> _Exercise description_
Transcribe the data below verbatim, from its first line down to and including the line that contains "data-point [327,215,330,217]".

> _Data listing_
= = = = = = =

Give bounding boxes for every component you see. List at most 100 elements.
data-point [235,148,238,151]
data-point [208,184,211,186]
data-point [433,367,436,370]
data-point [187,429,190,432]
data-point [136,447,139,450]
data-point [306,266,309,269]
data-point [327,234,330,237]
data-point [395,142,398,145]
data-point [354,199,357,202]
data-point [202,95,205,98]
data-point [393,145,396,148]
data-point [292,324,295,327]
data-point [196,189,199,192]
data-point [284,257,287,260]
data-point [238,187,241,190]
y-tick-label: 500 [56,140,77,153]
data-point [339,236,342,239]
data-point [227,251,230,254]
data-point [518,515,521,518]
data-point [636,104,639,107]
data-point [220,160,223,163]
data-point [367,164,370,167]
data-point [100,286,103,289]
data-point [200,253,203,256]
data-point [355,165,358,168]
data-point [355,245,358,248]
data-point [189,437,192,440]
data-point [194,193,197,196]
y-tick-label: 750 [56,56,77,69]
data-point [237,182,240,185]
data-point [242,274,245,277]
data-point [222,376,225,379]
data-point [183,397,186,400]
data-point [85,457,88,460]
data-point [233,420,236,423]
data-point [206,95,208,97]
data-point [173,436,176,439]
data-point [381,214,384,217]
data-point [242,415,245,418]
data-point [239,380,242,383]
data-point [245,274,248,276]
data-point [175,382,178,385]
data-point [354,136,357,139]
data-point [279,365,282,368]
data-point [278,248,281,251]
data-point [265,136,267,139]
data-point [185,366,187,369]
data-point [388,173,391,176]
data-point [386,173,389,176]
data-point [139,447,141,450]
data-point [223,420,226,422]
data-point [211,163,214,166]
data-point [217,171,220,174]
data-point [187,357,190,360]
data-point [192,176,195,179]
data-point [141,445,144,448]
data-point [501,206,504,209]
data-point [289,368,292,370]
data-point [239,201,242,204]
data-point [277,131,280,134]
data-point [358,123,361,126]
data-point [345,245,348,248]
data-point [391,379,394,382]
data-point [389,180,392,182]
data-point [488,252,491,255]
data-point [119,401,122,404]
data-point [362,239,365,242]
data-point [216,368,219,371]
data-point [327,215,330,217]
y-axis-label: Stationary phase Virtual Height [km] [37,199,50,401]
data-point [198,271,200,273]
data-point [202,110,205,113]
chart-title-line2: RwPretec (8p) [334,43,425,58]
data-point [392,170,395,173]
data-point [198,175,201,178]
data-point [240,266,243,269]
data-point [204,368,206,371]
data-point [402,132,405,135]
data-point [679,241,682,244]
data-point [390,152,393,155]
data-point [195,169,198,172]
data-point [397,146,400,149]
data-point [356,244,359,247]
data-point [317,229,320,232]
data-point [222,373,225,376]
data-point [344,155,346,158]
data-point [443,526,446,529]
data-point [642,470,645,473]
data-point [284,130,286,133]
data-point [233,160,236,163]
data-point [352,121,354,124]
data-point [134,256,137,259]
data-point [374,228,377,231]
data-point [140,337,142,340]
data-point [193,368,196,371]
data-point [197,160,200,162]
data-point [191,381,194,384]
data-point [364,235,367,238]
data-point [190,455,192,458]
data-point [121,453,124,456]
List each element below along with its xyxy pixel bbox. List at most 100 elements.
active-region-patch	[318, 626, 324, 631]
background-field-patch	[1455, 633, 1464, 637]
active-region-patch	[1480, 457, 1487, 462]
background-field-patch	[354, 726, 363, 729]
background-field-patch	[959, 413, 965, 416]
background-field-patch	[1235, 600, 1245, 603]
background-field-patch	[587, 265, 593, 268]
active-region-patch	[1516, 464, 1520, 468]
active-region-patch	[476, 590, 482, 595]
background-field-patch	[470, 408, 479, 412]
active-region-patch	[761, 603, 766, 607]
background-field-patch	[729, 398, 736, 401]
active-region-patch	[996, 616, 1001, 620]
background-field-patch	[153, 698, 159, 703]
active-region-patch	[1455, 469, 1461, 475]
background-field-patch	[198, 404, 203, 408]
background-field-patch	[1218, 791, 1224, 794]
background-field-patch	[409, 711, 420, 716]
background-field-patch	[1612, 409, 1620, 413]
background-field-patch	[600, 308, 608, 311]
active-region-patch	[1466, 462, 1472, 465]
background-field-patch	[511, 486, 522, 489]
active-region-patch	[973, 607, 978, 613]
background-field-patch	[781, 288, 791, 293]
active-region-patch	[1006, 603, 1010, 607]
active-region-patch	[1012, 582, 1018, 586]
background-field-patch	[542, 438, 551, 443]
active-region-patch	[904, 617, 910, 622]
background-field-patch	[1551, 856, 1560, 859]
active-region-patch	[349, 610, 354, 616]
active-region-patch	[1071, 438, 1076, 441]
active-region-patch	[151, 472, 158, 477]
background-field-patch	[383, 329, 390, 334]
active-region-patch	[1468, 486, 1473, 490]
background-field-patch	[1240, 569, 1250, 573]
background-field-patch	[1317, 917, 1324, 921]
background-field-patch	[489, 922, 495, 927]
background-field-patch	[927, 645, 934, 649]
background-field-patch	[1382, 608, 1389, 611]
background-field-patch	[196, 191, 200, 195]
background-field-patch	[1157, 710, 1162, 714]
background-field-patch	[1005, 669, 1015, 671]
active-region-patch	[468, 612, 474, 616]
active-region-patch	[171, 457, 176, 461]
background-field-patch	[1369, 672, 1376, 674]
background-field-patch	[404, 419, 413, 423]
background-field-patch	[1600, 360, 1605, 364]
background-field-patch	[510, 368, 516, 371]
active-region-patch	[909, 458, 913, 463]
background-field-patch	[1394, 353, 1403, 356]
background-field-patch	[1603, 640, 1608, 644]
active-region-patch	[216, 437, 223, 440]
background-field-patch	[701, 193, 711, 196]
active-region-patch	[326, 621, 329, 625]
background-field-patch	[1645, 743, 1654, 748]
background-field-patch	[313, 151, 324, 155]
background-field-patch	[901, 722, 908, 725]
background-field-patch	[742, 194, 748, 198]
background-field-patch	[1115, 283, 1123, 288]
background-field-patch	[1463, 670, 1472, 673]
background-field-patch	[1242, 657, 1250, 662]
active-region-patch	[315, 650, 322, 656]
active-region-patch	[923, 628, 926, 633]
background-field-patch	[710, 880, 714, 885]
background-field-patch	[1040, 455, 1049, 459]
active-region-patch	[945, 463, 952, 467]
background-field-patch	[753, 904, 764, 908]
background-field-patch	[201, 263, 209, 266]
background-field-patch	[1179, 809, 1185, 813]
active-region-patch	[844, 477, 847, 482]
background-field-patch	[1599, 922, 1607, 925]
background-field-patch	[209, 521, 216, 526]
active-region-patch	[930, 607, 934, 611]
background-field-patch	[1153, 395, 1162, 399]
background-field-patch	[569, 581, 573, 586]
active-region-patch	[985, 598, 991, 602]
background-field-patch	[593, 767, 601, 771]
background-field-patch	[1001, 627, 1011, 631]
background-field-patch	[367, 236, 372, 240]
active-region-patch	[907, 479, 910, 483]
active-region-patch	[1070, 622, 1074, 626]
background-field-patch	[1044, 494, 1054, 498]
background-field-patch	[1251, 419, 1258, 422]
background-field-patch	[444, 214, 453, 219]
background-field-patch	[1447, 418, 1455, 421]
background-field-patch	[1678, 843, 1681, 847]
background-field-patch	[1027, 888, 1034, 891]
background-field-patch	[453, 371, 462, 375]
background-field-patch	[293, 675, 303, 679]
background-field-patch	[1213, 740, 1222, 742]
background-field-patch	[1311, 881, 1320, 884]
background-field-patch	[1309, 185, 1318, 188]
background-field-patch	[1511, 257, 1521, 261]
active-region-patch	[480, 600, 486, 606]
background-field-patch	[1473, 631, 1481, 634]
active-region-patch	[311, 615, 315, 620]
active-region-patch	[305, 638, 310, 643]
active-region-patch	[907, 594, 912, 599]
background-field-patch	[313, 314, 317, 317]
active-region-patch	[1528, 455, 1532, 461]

= = = = = = =

> _Result for this task_
Give bounding boxes for every component you see. List at most 100 elements.
data-point [235,148,238,151]
data-point [208,184,211,186]
data-point [433,367,436,370]
data-point [187,429,190,432]
data-point [136,447,139,450]
data-point [306,266,309,269]
data-point [327,234,330,237]
data-point [395,142,398,145]
data-point [354,199,357,202]
data-point [202,95,205,98]
data-point [393,145,396,148]
data-point [292,324,295,327]
data-point [196,189,199,192]
data-point [284,257,287,260]
data-point [238,187,241,190]
y-tick-label: 500 [56,140,77,153]
data-point [339,236,342,239]
data-point [227,251,230,254]
data-point [518,515,521,518]
data-point [636,104,639,107]
data-point [220,160,223,163]
data-point [367,164,370,167]
data-point [100,286,103,289]
data-point [200,253,203,256]
data-point [355,165,358,168]
data-point [355,245,358,248]
data-point [189,437,192,440]
data-point [194,193,197,196]
y-tick-label: 750 [56,56,77,69]
data-point [237,182,240,185]
data-point [242,274,245,277]
data-point [222,376,225,379]
data-point [183,397,186,400]
data-point [85,457,88,460]
data-point [233,420,236,423]
data-point [206,95,208,97]
data-point [173,436,176,439]
data-point [381,214,384,217]
data-point [242,415,245,418]
data-point [239,380,242,383]
data-point [245,274,248,276]
data-point [175,382,178,385]
data-point [354,136,357,139]
data-point [279,365,282,368]
data-point [278,248,281,251]
data-point [265,136,267,139]
data-point [185,366,187,369]
data-point [388,173,391,176]
data-point [386,173,389,176]
data-point [139,447,141,450]
data-point [223,420,226,422]
data-point [211,163,214,166]
data-point [217,171,220,174]
data-point [187,357,190,360]
data-point [192,176,195,179]
data-point [141,445,144,448]
data-point [501,206,504,209]
data-point [289,368,292,370]
data-point [239,201,242,204]
data-point [277,131,280,134]
data-point [358,123,361,126]
data-point [345,245,348,248]
data-point [391,379,394,382]
data-point [389,180,392,182]
data-point [488,252,491,255]
data-point [119,401,122,404]
data-point [362,239,365,242]
data-point [216,368,219,371]
data-point [327,215,330,217]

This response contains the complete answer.